- Task requirements
Each line below should be quoted exactly, please.

____________________

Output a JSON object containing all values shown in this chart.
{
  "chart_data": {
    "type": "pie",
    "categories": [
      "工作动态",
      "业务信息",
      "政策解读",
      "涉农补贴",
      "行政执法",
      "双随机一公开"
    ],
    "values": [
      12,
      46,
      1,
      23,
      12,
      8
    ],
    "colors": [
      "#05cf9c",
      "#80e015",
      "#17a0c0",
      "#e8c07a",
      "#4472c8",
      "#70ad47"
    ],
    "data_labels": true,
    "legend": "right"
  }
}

____________________

- Task response
Output a JSON object containing all values shown in this chart.
{
  "chart_data": {
    "type": "pie",
    "categories": [
      "工作动态",
      "业务信息",
      "政策解读",
      "涉农补贴",
      "行政执法",
      "双随机一公开"
    ],
    "values": [
      12,
      46,
      1,
      23,
      12,
      8
    ],
    "colors": [
      "#05cf9c",
      "#80e015",
      "#17a0c0",
      "#e8c07a",
      "#4472c8",
      "#70ad47"
    ],
    "data_labels": true,
    "legend": "right"
  }
}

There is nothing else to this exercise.